### Short exercise
Count up the lines in the following listing that hold the word "JSON", then give only that count.

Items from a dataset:

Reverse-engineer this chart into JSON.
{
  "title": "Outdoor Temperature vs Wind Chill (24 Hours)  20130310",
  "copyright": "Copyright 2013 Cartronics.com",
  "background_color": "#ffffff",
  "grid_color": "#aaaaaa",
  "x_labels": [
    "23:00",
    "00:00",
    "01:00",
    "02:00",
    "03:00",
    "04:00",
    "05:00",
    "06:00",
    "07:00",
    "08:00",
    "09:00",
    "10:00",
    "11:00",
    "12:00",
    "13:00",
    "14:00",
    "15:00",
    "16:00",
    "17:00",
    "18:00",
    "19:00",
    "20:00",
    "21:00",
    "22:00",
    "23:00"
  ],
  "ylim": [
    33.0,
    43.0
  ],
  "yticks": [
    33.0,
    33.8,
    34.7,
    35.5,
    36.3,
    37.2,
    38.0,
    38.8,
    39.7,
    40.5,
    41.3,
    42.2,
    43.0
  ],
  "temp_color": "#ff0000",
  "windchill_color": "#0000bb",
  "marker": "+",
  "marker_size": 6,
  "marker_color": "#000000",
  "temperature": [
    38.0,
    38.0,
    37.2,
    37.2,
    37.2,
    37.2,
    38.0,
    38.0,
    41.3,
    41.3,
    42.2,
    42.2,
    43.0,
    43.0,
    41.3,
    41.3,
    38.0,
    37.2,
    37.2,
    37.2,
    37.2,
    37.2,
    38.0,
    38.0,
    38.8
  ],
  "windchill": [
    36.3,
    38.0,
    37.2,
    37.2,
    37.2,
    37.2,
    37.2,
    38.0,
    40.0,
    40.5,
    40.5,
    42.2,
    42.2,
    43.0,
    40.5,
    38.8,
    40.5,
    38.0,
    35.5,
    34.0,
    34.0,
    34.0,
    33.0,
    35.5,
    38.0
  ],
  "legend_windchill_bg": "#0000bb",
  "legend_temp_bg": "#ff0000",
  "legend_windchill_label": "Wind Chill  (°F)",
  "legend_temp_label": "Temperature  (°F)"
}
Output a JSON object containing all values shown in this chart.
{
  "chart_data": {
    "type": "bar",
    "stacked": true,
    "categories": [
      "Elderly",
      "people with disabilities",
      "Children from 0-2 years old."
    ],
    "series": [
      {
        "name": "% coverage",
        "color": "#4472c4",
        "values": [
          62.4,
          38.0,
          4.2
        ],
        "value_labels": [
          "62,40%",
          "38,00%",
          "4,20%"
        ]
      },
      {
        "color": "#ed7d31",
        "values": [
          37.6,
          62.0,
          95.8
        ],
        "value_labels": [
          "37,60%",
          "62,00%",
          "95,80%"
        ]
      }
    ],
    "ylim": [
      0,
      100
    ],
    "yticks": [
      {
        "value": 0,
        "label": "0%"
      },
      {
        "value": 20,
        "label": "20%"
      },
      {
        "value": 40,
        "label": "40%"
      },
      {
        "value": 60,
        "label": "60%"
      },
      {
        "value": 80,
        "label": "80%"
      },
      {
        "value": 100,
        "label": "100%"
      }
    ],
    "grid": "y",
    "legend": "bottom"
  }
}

### Answer to the task
2